**Ausgewählter Auszug:**
--------------------
Dienstag, 19. Mai 2015

BAAL & FAUST - ZORN & KONSUM


Und wenn Baal nur Leichen um sich sah
War die Wollust immer doppelt groß.
Man hat Platz, sagt Baal, es sind nicht viele da.
Man hat Platz, sagt Baal, in dieses Weibes Schoß.

b.b.


Vorgestern. "Baal" in der Inszenierung von Frank Castorf, nein, ich bin nicht die Brecht-Erbin, noch nicht, möge meine Mutter noch lange leben, gestern "Faust" im BE. Der eine Abend ist von großer Art, übervoll, zu lang, nicht lang genug. Da geht ein Riß durch die Welt und der wird hier nicht geleugnet werden. "Geschichten, die man versteht, sind nur schlecht erzählt." Eine Welt die erklärbar und erträglich ist, muß eine erlogene Welt sein. Der andere löst die Art persönlich peinlichen Ekel aus, den man vermutlich fühlt, wenn man mit leicht angelutschten Gummibären bespuckt werden würde. Hübsch. Nice. Schlimmer geht nicht.

Zwei kostspielige Bühnenbilder, das eine ein undurchdringlicher Zitatendschungel für Hochleistungsschauspieler, die selbst kurz vor dem physischen Kollaps noch in der Lage sind, klare und intelligente Kommentare zu ihrer Situation in eben diesem Abend zu liefern, das andere hochglänzender Background für nicht wirklich perfekt trainierte und, ob ihrer Austauschbarkeit, vermutlich ungeliebte Marionettendarsteller. Nur einer bekommt Raum, und nutzt ihn, Christopher Nel als, na, natürlich als Mephistopheles.
--------------------
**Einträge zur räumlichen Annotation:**
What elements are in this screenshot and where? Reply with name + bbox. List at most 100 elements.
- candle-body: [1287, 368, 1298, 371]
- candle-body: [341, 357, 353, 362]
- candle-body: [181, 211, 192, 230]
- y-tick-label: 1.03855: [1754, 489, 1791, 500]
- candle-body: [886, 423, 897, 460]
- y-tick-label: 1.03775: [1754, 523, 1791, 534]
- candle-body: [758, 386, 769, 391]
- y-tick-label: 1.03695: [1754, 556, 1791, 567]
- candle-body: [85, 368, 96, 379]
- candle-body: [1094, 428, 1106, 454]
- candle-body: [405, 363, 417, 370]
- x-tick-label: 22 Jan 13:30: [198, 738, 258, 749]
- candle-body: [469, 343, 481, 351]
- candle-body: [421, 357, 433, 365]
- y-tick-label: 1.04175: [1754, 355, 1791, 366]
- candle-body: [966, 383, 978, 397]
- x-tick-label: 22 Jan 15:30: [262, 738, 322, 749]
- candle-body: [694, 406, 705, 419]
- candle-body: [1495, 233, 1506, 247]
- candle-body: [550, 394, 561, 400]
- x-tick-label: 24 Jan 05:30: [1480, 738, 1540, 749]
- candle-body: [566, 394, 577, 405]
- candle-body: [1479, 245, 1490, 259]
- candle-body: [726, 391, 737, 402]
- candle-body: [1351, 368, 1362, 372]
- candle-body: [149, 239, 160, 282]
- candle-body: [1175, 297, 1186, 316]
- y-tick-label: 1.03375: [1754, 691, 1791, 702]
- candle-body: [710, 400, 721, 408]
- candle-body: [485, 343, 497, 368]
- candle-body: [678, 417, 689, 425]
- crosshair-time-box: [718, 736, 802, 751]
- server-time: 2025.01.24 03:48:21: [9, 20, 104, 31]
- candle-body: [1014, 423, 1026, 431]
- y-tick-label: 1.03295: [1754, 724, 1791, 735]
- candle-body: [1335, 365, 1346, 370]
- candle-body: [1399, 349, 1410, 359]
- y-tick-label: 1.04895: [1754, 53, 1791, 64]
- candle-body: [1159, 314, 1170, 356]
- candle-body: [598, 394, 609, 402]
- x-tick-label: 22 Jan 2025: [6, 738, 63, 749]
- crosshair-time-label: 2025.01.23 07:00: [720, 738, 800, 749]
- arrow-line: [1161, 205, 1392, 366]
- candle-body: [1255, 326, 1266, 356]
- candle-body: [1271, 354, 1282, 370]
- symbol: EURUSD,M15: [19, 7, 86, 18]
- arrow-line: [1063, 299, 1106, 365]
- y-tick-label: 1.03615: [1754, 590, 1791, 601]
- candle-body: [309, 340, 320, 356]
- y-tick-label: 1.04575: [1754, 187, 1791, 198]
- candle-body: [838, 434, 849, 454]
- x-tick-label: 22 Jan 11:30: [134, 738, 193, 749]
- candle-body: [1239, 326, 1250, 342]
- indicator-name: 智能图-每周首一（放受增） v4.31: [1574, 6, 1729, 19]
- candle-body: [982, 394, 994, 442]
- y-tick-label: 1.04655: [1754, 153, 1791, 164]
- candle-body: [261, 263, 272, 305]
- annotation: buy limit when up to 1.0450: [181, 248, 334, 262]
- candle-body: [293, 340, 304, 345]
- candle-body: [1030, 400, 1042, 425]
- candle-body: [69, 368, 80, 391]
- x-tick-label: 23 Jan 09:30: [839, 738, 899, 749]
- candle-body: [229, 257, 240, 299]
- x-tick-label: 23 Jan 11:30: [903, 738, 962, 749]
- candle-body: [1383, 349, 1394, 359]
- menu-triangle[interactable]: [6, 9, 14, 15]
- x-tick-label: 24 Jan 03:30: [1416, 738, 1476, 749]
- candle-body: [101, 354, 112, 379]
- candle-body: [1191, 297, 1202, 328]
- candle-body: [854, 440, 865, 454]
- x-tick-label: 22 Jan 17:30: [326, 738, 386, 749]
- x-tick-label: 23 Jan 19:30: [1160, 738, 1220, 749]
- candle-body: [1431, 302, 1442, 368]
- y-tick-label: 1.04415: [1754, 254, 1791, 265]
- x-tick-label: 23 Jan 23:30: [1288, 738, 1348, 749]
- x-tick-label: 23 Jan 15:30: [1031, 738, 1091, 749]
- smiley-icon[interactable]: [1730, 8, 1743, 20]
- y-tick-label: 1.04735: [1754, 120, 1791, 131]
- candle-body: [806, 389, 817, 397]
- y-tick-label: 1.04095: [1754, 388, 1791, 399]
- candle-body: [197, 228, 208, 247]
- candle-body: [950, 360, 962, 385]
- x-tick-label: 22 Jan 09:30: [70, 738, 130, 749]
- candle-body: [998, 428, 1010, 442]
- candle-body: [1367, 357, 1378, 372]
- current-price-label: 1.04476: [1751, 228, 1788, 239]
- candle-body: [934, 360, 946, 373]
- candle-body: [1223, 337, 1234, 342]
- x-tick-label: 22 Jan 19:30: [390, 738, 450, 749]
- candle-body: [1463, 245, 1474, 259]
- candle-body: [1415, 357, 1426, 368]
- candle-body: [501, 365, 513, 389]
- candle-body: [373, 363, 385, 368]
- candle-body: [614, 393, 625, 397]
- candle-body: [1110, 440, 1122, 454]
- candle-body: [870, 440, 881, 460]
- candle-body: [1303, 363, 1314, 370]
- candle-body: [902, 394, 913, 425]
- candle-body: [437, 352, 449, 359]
--------------------
**Gefragt ist:**
a. Wer spielt laut dem ausgewählten Auszug den Mephistopheles?
b. Gib die Einträge wortgetreu wieder, und zwar alles vom Anfang der Einträge bis hinunter zur Zeile mit „- y-tick-label: 1.04575: [1754, 187, 1791, 198]“, diese eingeschlossen.

**Die Antworten:**
a. Christopher Nel

b.
What elements are in this screenshot and where? Reply with name + bbox. List at most 100 elements.
- candle-body: [1287, 368, 1298, 371]
- candle-body: [341, 357, 353, 362]
- candle-body: [181, 211, 192, 230]
- y-tick-label: 1.03855: [1754, 489, 1791, 500]
- candle-body: [886, 423, 897, 460]
- y-tick-label: 1.03775: [1754, 523, 1791, 534]
- candle-body: [758, 386, 769, 391]
- y-tick-label: 1.03695: [1754, 556, 1791, 567]
- candle-body: [85, 368, 96, 379]
- candle-body: [1094, 428, 1106, 454]
- candle-body: [405, 363, 417, 370]
- x-tick-label: 22 Jan 13:30: [198, 738, 258, 749]
- candle-body: [469, 343, 481, 351]
- candle-body: [421, 357, 433, 365]
- y-tick-label: 1.04175: [1754, 355, 1791, 366]
- candle-body: [966, 383, 978, 397]
- x-tick-label: 22 Jan 15:30: [262, 738, 322, 749]
- candle-body: [694, 406, 705, 419]
- candle-body: [1495, 233, 1506, 247]
- candle-body: [550, 394, 561, 400]
- x-tick-label: 24 Jan 05:30: [1480, 738, 1540, 749]
- candle-body: [566, 394, 577, 405]
- candle-body: [1479, 245, 1490, 259]
- candle-body: [726, 391, 737, 402]
- candle-body: [1351, 368, 1362, 372]
- candle-body: [149, 239, 160, 282]
- candle-body: [1175, 297, 1186, 316]
- y-tick-label: 1.03375: [1754, 691, 1791, 702]
- candle-body: [710, 400, 721, 408]
- candle-body: [485, 343, 497, 368]
- candle-body: [678, 417, 689, 425]
- crosshair-time-box: [718, 736, 802, 751]
- server-time: 2025.01.24 03:48:21: [9, 20, 104, 31]
- candle-body: [1014, 423, 1026, 431]
- y-tick-label: 1.03295: [1754, 724, 1791, 735]
- candle-body: [1335, 365, 1346, 370]
- candle-body: [1399, 349, 1410, 359]
- y-tick-label: 1.04895: [1754, 53, 1791, 64]
- candle-body: [1159, 314, 1170, 356]
- candle-body: [598, 394, 609, 402]
- x-tick-label: 22 Jan 2025: [6, 738, 63, 749]
- crosshair-time-label: 2025.01.23 07:00: [720, 738, 800, 749]
- arrow-line: [1161, 205, 1392, 366]
- candle-body: [1255, 326, 1266, 356]
- candle-body: [1271, 354, 1282, 370]
- symbol: EURUSD,M15: [19, 7, 86, 18]
- arrow-line: [1063, 299, 1106, 365]
- y-tick-label: 1.03615: [1754, 590, 1791, 601]
- candle-body: [309, 340, 320, 356]
- y-tick-label: 1.04575: [1754, 187, 1791, 198]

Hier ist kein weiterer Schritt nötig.